▸ Given problem: Review the material line by line. Identify and copy every line that contains the string "Quaderni".

(Saved entries)
____________________
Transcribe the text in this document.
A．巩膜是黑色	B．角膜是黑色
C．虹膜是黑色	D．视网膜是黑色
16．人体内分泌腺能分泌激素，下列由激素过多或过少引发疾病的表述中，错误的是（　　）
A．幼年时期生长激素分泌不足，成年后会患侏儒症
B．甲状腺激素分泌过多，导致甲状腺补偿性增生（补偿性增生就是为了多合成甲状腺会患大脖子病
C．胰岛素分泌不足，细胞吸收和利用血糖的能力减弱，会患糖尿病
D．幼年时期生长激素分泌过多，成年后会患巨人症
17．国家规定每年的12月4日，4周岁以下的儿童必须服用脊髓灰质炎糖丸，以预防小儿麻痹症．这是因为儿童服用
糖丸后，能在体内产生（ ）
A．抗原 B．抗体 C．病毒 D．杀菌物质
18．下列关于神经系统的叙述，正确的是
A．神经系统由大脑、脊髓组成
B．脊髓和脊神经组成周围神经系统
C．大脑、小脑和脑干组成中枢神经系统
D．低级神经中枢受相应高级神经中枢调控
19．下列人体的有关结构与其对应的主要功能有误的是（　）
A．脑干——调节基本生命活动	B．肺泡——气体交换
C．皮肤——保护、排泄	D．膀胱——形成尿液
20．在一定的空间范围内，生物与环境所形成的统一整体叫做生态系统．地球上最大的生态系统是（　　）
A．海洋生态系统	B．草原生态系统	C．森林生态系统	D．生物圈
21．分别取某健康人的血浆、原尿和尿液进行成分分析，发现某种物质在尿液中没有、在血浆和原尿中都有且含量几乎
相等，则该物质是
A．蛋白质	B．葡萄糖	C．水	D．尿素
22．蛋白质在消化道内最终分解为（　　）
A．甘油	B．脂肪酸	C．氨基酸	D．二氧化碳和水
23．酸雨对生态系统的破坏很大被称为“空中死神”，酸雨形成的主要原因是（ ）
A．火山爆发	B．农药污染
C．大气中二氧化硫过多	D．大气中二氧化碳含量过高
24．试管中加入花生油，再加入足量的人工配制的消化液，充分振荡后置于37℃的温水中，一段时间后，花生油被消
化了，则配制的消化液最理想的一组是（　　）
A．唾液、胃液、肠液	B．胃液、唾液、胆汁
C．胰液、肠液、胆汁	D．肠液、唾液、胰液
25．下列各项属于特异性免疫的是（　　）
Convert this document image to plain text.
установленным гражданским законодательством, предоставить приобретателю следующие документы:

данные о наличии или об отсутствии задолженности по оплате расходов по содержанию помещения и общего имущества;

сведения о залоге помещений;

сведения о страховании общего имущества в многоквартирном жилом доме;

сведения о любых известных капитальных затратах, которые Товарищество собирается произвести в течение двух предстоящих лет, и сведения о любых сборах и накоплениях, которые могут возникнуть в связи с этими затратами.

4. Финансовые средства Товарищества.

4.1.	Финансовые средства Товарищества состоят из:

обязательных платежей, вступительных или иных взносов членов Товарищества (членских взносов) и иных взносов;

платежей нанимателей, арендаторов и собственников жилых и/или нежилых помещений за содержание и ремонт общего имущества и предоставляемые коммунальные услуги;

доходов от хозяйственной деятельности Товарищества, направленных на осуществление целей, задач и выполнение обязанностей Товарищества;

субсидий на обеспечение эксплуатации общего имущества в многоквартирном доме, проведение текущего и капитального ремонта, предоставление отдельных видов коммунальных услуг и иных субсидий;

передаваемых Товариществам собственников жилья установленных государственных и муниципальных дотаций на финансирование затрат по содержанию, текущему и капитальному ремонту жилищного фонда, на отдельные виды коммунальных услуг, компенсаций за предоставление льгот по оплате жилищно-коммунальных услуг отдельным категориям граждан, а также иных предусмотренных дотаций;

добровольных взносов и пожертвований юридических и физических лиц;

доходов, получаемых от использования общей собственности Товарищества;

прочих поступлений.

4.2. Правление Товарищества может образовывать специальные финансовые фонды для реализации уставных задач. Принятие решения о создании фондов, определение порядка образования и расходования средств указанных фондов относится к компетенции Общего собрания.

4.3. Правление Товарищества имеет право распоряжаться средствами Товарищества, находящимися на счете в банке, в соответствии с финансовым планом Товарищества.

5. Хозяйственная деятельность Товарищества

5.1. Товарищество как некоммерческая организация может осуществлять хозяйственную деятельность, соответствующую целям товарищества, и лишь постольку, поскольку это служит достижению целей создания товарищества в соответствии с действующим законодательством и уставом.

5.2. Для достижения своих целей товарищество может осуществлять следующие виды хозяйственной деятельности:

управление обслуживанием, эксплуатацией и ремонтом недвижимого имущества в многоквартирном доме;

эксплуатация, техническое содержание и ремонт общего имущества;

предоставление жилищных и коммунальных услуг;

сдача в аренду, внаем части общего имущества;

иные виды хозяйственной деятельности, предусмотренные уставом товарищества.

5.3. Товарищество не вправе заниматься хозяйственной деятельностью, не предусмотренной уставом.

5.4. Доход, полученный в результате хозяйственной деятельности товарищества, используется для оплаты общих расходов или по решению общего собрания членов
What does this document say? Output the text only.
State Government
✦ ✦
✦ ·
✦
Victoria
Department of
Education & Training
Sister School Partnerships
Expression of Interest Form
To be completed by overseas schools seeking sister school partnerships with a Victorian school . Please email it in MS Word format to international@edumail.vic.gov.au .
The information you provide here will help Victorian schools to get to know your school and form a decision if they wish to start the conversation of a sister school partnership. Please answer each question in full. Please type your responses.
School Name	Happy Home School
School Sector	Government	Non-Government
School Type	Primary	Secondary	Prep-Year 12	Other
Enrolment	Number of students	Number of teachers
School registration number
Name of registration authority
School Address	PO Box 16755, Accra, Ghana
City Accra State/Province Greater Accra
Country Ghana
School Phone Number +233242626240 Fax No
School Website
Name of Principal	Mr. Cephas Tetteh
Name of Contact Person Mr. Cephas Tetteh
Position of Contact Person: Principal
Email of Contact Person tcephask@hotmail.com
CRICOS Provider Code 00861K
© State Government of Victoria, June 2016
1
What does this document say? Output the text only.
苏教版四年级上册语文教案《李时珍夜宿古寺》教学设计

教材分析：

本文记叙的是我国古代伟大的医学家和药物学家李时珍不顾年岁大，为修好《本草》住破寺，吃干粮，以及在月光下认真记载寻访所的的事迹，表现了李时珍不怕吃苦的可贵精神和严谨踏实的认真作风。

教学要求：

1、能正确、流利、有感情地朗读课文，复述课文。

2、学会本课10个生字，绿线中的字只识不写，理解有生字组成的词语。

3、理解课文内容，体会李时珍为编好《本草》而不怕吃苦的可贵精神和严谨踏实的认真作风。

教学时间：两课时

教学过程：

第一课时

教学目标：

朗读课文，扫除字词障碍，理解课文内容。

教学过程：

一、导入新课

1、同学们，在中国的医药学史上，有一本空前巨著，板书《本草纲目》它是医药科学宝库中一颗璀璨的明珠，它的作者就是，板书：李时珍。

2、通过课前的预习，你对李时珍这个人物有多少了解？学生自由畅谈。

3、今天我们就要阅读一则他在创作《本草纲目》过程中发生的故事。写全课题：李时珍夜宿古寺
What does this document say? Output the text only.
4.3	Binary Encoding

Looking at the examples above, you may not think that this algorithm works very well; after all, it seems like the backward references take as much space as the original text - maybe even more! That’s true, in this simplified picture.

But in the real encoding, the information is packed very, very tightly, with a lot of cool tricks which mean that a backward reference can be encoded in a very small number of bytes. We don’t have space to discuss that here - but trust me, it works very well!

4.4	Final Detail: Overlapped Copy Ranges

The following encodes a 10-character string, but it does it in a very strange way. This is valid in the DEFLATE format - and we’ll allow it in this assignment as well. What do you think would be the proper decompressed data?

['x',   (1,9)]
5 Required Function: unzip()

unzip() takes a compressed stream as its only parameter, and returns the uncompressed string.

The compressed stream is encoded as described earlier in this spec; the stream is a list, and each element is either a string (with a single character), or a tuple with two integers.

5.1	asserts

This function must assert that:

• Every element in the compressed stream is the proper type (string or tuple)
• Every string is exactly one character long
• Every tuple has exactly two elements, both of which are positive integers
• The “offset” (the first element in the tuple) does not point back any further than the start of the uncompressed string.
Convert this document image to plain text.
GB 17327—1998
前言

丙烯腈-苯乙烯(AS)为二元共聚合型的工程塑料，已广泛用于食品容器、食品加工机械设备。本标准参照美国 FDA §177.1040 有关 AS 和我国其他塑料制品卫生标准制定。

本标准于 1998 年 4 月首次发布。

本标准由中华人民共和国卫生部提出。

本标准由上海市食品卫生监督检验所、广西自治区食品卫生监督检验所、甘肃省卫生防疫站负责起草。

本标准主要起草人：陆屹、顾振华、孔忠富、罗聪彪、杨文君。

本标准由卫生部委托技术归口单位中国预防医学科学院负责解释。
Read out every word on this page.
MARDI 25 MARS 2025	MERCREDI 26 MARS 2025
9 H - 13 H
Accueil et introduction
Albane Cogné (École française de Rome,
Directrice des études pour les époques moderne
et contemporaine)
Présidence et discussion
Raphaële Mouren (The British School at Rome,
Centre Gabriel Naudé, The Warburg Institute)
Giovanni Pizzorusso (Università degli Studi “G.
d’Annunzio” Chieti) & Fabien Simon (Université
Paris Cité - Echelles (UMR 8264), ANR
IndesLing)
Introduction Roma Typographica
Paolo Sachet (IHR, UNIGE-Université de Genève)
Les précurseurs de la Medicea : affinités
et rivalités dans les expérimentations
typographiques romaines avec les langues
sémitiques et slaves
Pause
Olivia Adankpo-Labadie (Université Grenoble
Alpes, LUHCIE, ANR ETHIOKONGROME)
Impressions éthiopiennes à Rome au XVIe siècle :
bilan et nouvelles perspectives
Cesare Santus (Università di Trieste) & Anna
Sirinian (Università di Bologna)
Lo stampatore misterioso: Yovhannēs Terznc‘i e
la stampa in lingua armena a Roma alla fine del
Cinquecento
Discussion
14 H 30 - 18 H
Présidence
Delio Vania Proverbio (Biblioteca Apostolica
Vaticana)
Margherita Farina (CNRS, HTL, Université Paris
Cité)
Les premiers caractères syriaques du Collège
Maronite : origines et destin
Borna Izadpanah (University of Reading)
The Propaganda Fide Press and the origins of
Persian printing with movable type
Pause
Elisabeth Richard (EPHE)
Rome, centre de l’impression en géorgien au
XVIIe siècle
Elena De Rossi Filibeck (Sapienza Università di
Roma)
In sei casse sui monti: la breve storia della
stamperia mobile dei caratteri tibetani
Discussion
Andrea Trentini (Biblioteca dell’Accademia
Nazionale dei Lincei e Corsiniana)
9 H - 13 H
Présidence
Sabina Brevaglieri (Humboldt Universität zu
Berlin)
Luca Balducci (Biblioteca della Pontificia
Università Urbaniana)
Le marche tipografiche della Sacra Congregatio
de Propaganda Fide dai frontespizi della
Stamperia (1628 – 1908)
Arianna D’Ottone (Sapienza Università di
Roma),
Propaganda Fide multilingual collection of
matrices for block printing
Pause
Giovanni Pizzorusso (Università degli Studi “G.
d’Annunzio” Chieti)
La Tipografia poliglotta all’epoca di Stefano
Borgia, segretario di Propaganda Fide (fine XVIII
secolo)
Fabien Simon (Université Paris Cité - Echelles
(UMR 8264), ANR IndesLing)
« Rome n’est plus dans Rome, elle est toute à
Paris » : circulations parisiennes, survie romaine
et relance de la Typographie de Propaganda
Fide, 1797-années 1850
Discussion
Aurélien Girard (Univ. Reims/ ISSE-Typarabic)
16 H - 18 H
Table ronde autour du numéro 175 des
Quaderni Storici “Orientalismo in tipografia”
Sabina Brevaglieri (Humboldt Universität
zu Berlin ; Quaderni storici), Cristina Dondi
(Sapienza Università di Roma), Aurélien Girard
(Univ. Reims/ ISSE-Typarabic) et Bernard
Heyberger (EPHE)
____________________
▸ Solved exercise:
Quaderni Storici “Orientalismo in tipografia”
zu Berlin ; Quaderni storici), Cristina Dondi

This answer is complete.